### TASK STATEMENT
Give the number of lines containing the word "view" and nothing more.

### MATERIAL SHOWN
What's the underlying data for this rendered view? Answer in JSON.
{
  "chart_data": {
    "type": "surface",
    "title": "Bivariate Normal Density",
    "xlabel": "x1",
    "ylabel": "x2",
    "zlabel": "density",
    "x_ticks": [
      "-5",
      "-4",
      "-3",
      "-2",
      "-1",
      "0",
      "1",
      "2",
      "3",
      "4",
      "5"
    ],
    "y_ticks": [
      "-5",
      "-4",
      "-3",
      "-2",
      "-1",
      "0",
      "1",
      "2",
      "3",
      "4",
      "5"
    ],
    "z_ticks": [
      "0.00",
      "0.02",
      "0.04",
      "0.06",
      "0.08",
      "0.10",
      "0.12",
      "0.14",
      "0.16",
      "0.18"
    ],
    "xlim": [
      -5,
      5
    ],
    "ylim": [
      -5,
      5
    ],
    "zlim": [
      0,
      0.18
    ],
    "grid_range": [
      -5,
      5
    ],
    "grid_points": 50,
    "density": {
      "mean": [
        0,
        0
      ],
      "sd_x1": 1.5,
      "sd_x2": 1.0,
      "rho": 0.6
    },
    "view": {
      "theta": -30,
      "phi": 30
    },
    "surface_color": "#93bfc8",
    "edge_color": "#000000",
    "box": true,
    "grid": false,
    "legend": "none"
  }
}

### RESULT BELOW
2